• Goal
What is the number of lines in the entries below that include the word "users"? Provide the number only.
─── Available data ───
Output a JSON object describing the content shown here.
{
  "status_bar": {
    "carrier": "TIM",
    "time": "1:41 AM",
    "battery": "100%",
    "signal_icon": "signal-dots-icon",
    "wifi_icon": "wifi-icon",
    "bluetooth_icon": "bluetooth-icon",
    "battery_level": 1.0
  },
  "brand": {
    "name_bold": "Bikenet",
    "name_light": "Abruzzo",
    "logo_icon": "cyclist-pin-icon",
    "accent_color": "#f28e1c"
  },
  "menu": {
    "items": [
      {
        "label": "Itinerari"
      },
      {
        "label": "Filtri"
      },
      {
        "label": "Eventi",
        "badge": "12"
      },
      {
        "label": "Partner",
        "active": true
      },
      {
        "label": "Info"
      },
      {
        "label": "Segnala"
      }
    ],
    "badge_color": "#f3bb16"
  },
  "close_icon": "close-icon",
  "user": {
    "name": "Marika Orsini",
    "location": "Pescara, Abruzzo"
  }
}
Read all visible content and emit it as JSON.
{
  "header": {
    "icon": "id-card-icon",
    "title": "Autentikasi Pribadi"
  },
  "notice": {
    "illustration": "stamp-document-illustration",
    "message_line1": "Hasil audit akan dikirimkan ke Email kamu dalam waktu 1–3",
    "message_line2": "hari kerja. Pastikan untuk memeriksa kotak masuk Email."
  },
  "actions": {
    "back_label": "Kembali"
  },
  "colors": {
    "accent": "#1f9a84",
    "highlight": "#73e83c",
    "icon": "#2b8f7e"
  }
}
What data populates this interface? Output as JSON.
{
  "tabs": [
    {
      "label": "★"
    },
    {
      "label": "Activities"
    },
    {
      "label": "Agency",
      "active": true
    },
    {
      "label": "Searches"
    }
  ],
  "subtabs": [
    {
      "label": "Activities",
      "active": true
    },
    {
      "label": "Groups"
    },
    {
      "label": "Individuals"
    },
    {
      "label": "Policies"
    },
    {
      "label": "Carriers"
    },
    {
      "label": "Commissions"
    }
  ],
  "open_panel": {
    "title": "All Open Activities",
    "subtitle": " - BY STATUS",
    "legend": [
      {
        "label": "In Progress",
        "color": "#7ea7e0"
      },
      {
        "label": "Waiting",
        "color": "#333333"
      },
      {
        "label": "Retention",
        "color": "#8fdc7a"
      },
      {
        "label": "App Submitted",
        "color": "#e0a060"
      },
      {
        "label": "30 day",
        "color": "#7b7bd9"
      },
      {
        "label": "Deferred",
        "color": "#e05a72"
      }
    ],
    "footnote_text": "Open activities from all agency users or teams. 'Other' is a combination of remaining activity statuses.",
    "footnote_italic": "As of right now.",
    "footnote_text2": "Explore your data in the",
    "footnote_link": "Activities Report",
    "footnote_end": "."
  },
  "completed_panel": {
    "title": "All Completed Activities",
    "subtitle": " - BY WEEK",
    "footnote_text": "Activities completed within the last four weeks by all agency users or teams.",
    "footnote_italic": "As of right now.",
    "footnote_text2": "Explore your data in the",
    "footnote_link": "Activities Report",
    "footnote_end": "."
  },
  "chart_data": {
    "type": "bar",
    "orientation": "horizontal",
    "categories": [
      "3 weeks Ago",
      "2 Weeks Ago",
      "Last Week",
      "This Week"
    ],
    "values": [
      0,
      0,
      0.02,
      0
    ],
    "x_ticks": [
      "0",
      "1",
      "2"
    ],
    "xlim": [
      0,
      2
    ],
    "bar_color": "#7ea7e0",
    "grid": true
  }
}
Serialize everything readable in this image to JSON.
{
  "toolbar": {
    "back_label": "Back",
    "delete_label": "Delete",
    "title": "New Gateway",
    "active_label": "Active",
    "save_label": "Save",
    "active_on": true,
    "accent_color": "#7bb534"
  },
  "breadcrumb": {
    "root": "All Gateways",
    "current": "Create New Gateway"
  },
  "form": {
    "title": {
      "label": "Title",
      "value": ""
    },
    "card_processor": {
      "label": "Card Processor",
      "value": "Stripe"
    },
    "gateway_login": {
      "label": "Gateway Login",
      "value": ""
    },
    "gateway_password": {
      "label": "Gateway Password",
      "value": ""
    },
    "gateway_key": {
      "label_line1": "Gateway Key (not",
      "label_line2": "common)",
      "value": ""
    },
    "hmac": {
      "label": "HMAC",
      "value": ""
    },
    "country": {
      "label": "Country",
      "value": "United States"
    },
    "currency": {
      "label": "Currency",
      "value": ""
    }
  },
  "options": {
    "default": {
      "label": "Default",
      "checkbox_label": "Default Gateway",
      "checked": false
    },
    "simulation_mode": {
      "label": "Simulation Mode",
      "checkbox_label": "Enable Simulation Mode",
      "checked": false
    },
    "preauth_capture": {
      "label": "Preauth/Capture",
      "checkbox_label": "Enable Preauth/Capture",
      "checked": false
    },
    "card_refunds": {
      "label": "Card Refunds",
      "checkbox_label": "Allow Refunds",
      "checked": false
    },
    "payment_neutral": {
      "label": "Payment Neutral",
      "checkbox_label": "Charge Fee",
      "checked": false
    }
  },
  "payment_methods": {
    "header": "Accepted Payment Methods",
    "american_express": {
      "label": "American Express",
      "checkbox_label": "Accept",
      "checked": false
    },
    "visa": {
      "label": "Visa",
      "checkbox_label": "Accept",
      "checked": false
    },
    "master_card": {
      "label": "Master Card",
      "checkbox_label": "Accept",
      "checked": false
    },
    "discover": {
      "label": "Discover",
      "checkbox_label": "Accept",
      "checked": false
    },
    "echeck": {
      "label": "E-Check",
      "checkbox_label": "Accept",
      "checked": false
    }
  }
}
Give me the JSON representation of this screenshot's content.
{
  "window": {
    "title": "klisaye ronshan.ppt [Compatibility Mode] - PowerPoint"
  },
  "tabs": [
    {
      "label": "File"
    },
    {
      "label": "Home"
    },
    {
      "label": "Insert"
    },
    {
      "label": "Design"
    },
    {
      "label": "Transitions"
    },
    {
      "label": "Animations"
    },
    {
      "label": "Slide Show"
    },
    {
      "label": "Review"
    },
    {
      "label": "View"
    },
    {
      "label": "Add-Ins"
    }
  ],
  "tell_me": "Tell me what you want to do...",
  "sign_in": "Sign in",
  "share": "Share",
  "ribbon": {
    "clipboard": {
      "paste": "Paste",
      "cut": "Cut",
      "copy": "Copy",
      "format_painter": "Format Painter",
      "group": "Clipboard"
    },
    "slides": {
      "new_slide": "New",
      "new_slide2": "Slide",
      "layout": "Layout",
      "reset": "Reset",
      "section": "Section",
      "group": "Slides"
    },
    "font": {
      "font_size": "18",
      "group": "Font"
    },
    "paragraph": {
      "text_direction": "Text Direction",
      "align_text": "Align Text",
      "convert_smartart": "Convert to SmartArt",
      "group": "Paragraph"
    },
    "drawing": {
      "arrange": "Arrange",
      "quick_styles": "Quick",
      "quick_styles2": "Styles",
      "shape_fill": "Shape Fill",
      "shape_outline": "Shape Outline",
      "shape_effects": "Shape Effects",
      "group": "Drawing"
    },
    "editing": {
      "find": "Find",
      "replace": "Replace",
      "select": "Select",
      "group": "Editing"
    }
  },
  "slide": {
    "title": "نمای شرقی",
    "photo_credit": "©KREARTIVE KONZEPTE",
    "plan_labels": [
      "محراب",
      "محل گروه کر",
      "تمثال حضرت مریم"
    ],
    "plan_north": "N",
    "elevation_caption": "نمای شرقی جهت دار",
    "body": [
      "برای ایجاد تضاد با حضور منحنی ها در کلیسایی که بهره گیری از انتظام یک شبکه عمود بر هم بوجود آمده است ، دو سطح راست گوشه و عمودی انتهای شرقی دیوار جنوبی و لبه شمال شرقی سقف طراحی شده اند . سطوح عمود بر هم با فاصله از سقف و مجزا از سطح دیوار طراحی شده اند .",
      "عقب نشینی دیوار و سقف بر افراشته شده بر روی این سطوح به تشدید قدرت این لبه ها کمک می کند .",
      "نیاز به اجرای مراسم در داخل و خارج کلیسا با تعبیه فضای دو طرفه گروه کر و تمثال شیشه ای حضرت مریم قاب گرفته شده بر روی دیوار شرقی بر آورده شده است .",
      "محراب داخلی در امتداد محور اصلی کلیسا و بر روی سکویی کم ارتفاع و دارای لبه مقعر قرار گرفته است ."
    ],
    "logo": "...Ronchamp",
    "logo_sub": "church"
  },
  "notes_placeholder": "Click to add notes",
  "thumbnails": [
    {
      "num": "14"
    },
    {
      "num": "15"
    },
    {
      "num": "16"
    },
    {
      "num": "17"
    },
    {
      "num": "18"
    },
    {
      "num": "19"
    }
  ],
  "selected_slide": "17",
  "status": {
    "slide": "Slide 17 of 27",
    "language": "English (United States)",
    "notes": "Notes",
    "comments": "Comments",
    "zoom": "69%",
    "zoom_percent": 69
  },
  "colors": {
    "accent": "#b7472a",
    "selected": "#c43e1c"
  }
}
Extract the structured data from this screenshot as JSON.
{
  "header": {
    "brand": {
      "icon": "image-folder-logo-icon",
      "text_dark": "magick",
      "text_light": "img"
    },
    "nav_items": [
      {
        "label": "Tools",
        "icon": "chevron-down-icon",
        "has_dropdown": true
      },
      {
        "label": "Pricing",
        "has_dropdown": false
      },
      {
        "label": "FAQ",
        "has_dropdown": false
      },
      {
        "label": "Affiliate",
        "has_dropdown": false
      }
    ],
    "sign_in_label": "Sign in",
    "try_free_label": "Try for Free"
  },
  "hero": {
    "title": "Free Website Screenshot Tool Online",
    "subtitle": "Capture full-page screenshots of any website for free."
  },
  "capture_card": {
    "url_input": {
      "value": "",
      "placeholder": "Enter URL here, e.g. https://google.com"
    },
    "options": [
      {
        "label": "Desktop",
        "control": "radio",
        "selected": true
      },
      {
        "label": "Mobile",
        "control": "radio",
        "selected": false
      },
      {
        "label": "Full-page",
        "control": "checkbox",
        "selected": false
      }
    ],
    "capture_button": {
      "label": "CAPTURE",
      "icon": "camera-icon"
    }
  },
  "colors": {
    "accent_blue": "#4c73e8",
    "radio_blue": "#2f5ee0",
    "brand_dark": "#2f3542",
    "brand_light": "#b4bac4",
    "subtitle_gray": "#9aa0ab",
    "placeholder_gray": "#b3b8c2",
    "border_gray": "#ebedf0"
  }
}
───
• Solution to the problem
2